**Work to do**
Repeat, exactly and only, the lines from the one containing "Read out every word on this page." to the last line, inclusive; do not repeat the pictures.

-=-=-

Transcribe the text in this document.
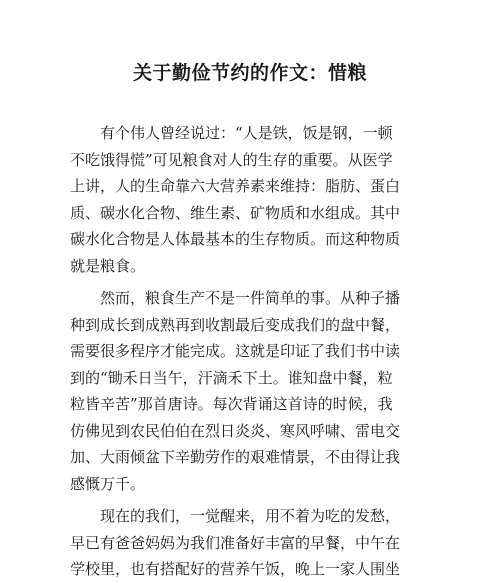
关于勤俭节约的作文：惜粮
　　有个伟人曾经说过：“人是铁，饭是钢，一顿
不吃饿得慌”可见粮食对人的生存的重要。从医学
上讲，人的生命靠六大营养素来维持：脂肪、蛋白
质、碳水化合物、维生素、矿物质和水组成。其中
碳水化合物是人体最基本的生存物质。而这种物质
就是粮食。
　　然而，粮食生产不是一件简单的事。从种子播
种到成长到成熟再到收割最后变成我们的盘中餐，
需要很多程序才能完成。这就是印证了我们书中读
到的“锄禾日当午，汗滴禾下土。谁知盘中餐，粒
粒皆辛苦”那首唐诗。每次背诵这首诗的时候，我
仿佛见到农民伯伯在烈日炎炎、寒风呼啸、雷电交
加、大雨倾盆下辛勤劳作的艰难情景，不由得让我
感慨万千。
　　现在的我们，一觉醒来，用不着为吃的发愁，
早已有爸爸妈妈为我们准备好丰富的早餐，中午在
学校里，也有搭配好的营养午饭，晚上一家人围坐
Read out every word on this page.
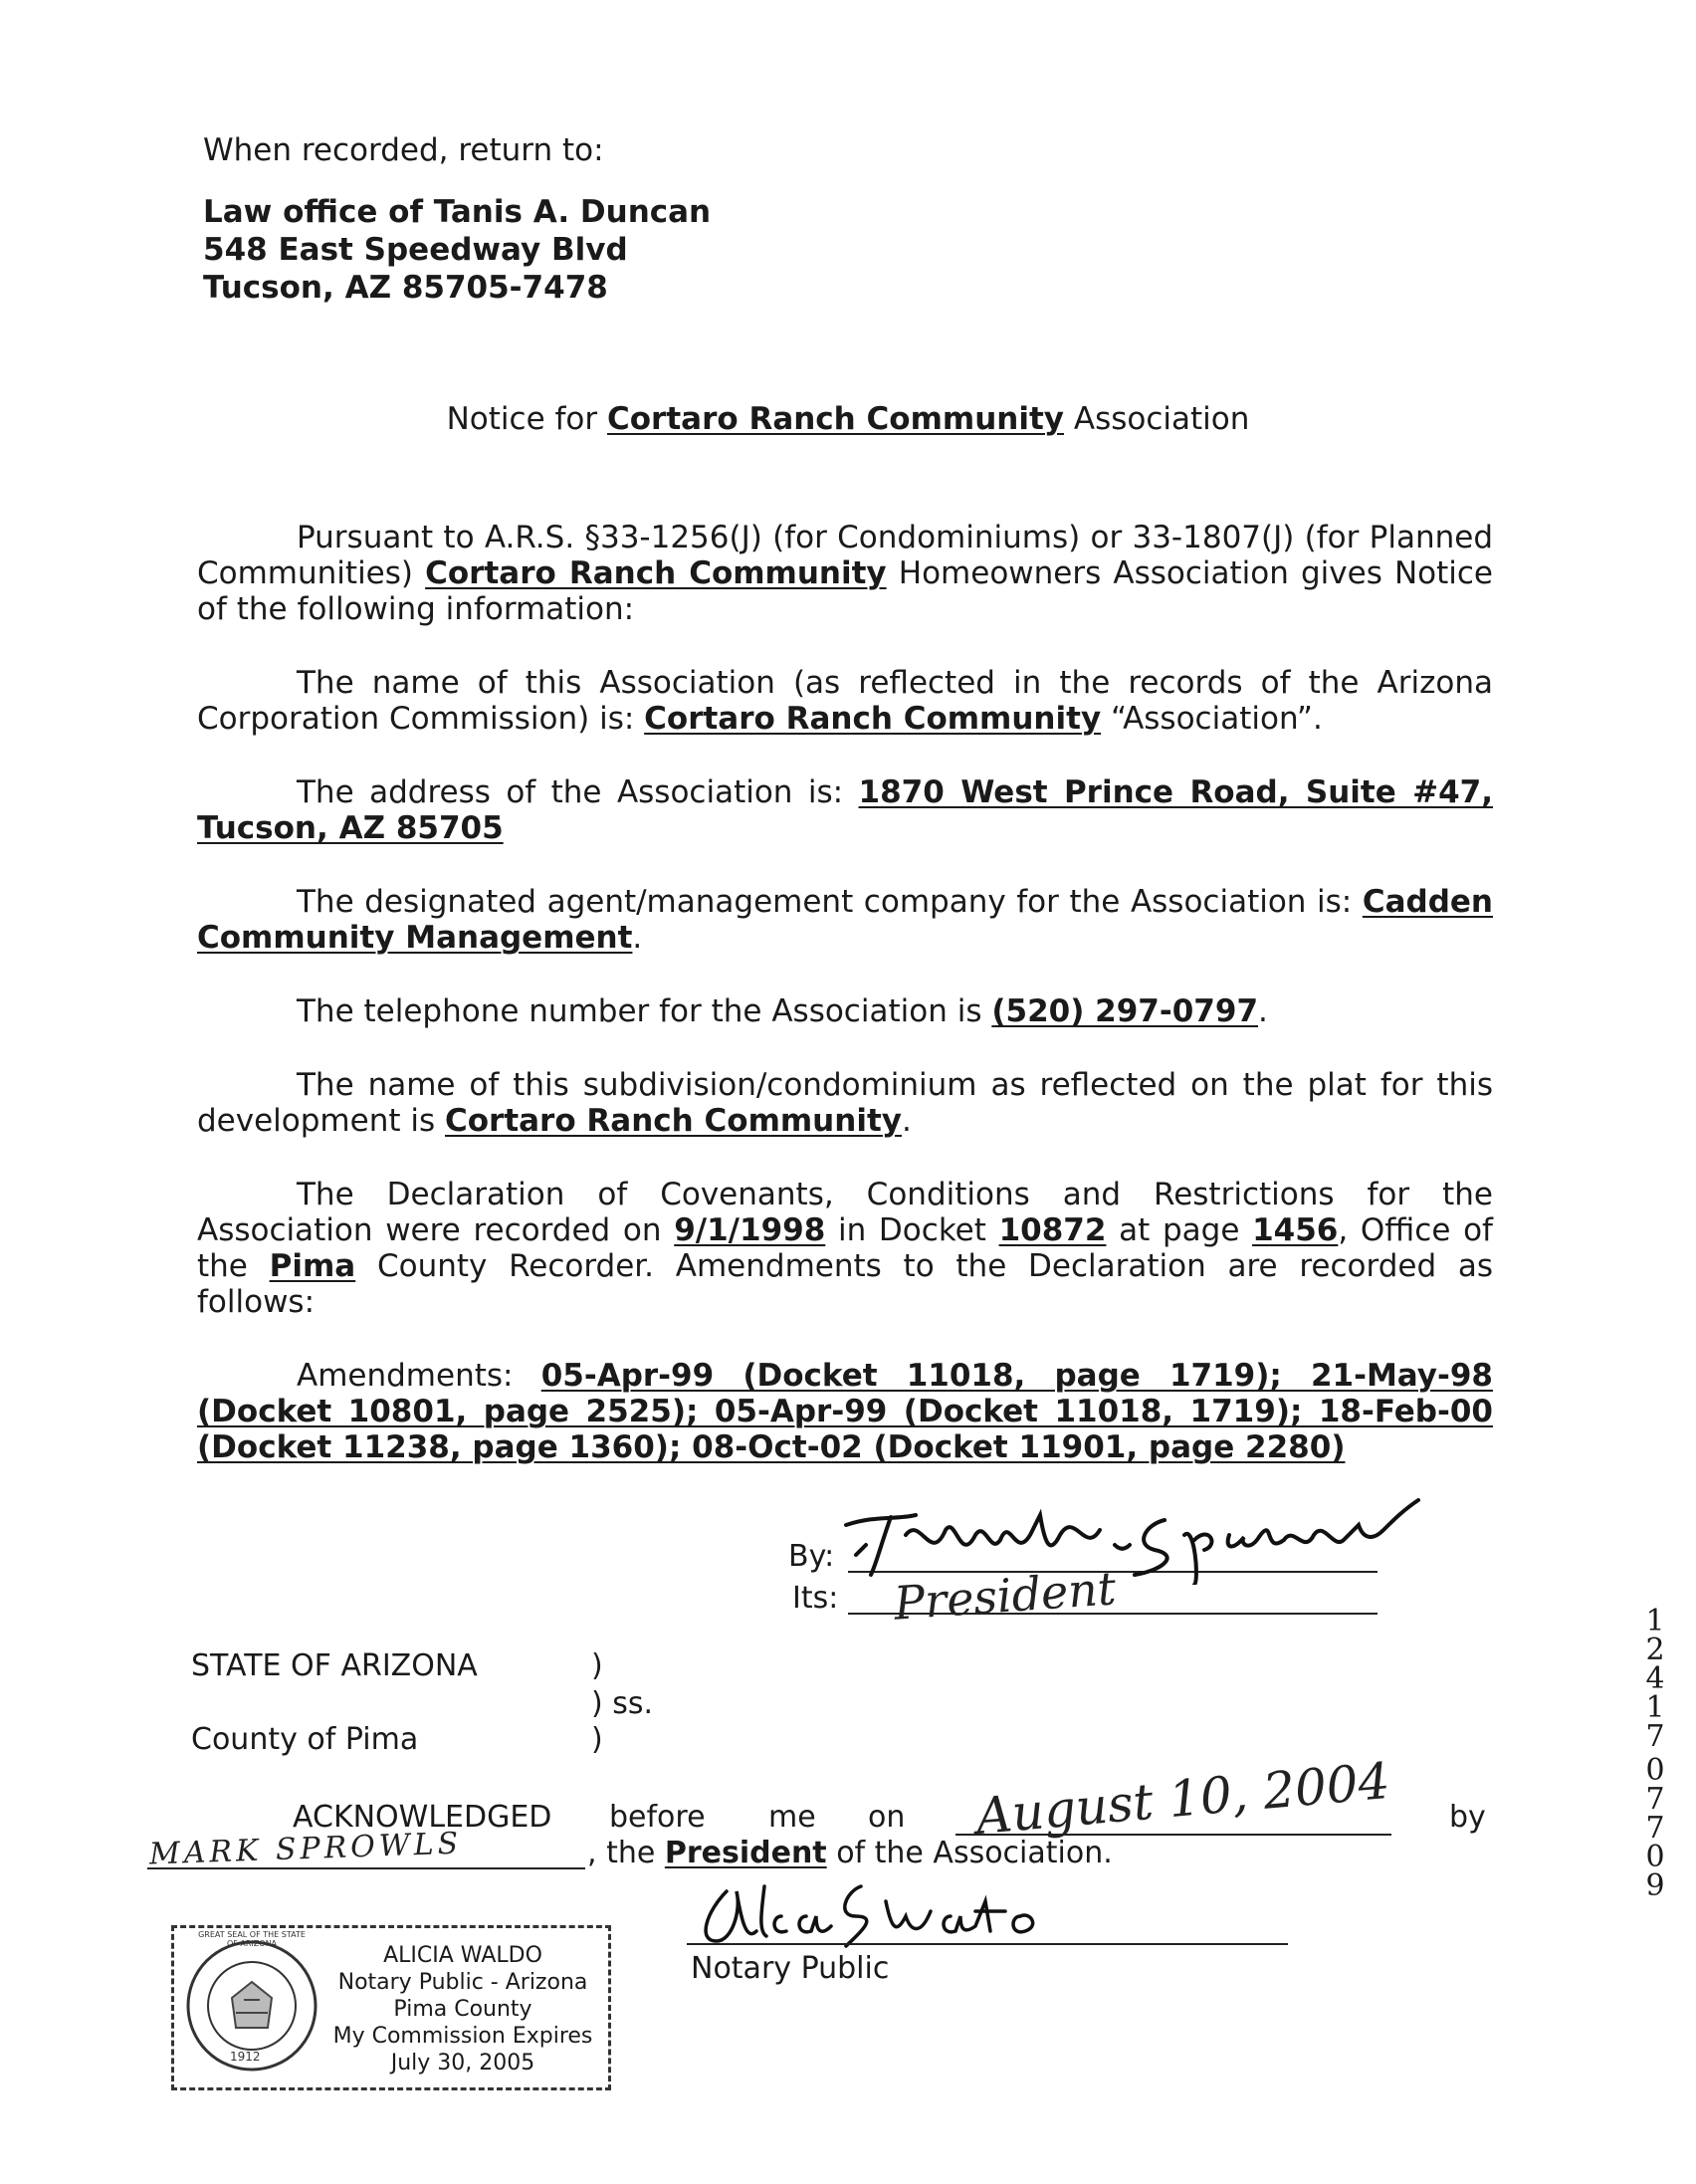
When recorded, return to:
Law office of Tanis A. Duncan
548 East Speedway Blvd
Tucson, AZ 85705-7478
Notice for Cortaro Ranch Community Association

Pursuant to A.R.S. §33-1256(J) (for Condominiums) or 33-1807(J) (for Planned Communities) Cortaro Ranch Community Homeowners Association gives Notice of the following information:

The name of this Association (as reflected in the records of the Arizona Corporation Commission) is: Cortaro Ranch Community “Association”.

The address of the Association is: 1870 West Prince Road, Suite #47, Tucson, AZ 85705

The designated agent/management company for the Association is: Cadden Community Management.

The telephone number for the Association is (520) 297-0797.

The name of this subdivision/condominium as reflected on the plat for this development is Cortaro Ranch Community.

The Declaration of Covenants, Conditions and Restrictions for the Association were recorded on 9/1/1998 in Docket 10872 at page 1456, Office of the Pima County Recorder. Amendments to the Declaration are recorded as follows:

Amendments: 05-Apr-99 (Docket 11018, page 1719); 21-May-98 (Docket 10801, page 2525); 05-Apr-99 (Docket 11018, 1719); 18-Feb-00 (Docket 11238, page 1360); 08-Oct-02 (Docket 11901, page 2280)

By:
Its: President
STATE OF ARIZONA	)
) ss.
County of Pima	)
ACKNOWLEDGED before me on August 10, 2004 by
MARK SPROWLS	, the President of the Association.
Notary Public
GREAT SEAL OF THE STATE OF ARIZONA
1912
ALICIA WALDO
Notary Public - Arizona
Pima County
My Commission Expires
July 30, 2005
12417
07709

-=-=-

**Task output**
Read out every word on this page.
When recorded, return to:
Law office of Tanis A. Duncan
548 East Speedway Blvd
Tucson, AZ 85705-7478
Notice for Cortaro Ranch Community Association

Pursuant to A.R.S. §33-1256(J) (for Condominiums) or 33-1807(J) (for Planned Communities) Cortaro Ranch Community Homeowners Association gives Notice of the following information:

The name of this Association (as reflected in the records of the Arizona Corporation Commission) is: Cortaro Ranch Community “Association”.

The address of the Association is: 1870 West Prince Road, Suite #47, Tucson, AZ 85705

The designated agent/management company for the Association is: Cadden Community Management.

The telephone number for the Association is (520) 297-0797.

The name of this subdivision/condominium as reflected on the plat for this development is Cortaro Ranch Community.

The Declaration of Covenants, Conditions and Restrictions for the Association were recorded on 9/1/1998 in Docket 10872 at page 1456, Office of the Pima County Recorder. Amendments to the Declaration are recorded as follows:

Amendments: 05-Apr-99 (Docket 11018, page 1719); 21-May-98 (Docket 10801, page 2525); 05-Apr-99 (Docket 11018, 1719); 18-Feb-00 (Docket 11238, page 1360); 08-Oct-02 (Docket 11901, page 2280)

By:
Its: President
STATE OF ARIZONA	)
) ss.
County of Pima	)
ACKNOWLEDGED before me on August 10, 2004 by
MARK SPROWLS	, the President of the Association.
Notary Public
GREAT SEAL OF THE STATE OF ARIZONA
1912
ALICIA WALDO
Notary Public - Arizona
Pima County
My Commission Expires
July 30, 2005
12417
07709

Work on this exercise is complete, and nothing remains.